(Collected data entries)

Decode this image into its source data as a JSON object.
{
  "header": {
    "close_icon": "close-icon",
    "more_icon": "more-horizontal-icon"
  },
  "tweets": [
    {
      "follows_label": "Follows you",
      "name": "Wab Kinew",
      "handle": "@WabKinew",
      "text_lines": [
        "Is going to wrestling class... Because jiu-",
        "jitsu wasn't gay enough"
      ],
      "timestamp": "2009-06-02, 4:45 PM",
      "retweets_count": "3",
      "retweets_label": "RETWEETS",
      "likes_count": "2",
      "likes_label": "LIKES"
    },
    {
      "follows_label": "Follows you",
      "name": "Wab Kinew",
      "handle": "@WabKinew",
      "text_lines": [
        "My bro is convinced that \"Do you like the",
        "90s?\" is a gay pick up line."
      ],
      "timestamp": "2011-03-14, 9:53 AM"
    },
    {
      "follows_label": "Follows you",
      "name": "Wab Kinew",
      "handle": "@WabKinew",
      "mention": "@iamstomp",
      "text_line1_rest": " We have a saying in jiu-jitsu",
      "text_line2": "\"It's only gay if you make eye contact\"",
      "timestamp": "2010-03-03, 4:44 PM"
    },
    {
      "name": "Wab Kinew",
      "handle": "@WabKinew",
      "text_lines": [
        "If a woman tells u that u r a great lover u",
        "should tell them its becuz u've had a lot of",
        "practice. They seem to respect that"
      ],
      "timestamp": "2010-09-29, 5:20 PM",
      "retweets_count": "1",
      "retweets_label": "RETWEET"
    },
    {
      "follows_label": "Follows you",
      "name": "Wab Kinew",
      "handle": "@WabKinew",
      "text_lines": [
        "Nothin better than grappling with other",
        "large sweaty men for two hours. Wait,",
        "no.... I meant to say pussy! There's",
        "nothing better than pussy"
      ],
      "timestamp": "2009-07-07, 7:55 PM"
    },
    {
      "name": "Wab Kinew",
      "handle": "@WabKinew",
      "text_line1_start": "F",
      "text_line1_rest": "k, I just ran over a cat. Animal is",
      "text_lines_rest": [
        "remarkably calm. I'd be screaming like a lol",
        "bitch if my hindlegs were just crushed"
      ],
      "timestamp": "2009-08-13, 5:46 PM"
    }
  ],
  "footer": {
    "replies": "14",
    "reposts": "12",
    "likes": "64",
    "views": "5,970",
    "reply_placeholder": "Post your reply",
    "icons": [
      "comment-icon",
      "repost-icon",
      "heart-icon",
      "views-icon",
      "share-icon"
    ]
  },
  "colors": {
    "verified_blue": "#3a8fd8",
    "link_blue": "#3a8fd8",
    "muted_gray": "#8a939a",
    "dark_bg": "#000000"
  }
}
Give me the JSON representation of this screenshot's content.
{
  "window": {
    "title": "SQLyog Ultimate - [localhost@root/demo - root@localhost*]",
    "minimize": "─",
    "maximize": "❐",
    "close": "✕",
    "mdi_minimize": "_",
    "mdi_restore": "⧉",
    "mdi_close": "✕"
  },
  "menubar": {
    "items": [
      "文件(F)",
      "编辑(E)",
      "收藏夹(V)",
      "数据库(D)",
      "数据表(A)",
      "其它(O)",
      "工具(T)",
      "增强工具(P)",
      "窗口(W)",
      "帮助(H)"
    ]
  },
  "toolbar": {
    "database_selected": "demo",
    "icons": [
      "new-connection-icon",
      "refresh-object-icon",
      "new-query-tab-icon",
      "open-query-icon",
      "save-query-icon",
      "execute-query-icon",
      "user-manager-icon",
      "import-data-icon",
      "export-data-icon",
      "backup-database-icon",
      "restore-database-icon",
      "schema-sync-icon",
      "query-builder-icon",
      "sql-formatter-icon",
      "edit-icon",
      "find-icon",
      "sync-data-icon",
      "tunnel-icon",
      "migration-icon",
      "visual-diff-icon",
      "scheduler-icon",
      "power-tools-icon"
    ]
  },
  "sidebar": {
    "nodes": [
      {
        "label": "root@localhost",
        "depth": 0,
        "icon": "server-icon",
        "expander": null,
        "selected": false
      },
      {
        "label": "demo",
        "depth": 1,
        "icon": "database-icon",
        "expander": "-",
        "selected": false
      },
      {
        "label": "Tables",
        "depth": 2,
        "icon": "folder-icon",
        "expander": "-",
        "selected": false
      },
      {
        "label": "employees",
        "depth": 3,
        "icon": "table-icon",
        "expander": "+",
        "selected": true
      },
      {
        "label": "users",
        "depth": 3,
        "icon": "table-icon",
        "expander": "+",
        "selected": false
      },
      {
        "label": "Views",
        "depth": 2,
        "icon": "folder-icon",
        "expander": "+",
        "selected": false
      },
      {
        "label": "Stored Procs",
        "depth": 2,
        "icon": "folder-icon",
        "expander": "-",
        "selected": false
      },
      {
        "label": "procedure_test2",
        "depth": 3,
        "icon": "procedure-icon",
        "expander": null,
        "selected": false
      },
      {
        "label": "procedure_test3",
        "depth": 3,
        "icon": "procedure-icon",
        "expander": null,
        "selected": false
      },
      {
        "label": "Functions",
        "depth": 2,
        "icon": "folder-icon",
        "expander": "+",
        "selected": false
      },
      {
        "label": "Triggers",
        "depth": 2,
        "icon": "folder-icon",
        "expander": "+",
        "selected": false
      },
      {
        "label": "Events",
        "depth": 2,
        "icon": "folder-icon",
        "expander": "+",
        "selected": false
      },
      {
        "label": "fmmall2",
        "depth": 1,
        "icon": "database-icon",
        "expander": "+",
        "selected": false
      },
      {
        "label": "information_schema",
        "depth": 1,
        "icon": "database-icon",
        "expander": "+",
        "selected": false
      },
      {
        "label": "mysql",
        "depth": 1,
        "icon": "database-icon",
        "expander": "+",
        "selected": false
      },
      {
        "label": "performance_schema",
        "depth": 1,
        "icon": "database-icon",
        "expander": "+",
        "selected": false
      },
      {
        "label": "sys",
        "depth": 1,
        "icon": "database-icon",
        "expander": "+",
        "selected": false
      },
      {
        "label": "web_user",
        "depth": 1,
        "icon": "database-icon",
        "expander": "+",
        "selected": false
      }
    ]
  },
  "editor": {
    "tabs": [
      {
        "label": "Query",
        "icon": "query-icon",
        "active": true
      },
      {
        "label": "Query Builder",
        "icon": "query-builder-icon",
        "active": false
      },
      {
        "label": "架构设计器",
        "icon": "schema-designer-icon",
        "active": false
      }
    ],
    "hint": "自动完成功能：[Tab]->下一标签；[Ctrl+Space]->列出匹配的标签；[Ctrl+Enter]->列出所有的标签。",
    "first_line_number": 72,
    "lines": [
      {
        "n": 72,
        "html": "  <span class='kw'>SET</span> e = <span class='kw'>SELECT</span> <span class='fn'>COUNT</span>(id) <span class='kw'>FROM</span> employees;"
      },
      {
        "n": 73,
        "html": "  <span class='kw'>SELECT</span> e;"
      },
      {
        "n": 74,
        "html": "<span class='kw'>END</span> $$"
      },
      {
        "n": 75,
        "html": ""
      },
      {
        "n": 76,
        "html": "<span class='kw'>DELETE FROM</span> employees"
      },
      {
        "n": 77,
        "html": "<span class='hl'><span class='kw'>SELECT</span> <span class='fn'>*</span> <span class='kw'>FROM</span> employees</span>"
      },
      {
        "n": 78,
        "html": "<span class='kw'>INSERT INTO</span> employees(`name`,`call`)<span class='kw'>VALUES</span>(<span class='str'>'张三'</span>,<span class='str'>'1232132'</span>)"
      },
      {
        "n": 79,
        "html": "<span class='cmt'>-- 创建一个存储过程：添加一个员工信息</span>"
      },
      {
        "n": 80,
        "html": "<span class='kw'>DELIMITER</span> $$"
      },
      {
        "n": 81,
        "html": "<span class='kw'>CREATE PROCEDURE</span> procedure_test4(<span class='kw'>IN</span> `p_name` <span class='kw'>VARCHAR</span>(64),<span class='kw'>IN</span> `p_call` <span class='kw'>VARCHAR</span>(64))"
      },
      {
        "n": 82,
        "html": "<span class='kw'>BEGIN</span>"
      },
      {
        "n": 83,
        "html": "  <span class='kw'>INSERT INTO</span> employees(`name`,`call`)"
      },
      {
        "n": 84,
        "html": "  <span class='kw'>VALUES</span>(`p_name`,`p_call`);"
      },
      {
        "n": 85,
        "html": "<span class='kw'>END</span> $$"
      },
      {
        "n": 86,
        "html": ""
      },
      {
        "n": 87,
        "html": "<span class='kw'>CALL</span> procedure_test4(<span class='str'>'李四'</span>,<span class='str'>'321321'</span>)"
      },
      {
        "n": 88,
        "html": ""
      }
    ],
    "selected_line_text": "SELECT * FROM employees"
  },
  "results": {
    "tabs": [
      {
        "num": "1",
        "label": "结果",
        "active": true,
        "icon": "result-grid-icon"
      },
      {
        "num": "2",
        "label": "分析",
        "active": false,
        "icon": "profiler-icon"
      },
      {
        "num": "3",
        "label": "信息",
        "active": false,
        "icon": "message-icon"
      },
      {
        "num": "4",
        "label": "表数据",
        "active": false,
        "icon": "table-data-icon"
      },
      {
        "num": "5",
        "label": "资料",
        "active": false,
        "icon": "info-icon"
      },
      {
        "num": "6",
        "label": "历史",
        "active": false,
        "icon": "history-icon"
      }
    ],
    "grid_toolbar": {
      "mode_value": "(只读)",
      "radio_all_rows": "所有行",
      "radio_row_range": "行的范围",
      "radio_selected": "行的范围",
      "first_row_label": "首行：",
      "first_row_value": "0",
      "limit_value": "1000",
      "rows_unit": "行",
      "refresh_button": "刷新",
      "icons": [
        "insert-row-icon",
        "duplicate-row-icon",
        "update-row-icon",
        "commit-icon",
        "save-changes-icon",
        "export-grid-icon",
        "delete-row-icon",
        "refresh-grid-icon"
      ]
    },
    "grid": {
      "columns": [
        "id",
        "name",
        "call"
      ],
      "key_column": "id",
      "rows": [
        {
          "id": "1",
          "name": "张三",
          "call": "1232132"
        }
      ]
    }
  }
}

Description of the task: In the entries above, identify every line with the word "FROM". Copy those lines.

Solved problem:
        "html": "  <span class='kw'>SET</span> e = <span class='kw'>SELECT</span> <span class='fn'>COUNT</span>(id) <span class='kw'>FROM</span> employees;"
        "html": "<span class='kw'>DELETE FROM</span> employees"
        "html": "<span class='hl'><span class='kw'>SELECT</span> <span class='fn'>*</span> <span class='kw'>FROM</span> employees</span>"
    "selected_line_text": "SELECT * FROM employees"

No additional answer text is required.